### EXERCISE REQUIREMENTS:
Search the entries below for the word "dass" and copy every line where it appears.

### RECORD SET:
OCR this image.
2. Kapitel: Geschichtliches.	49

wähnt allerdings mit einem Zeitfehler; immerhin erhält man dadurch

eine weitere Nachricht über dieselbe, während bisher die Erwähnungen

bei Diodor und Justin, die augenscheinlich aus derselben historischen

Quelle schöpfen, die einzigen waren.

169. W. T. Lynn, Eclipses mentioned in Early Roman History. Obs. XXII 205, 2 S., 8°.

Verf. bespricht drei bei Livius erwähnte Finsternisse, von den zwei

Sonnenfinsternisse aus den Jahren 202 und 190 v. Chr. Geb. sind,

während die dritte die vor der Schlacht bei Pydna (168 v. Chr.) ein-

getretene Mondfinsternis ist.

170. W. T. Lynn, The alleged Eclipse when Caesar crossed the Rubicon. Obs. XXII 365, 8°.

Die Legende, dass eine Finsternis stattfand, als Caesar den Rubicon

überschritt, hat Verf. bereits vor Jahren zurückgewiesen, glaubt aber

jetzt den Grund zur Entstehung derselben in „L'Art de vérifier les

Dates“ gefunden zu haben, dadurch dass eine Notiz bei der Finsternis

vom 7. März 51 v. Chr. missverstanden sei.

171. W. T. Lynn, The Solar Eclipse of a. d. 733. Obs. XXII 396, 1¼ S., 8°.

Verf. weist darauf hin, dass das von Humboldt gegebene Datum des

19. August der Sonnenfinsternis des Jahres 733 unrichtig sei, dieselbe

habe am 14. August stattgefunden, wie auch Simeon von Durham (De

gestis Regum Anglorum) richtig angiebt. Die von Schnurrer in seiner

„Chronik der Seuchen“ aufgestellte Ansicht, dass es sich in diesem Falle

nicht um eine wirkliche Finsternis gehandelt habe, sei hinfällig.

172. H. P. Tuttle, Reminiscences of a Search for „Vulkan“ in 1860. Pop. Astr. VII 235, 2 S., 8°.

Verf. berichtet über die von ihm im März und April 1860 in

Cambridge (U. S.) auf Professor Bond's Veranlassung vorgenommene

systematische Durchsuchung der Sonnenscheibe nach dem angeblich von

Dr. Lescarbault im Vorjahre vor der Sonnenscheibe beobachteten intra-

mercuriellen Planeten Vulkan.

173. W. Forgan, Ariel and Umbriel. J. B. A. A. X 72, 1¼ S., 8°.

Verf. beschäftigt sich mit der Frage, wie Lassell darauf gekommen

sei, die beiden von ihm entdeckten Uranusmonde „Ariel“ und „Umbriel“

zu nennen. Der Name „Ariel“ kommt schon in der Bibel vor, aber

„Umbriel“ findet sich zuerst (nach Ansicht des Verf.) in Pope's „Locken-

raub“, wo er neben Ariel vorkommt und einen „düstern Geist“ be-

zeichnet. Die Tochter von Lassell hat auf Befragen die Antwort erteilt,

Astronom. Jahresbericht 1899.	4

### REPLY TO THE EXERCISE:
Die Legende, dass eine Finsternis stattfand, als Caesar den Rubicon
Dates“ gefunden zu haben, dadurch dass eine Notiz bei der Finsternis
Verf. weist darauf hin, dass das von Humboldt gegebene Datum des
„Chronik der Seuchen“ aufgestellte Ansicht, dass es sich in diesem Falle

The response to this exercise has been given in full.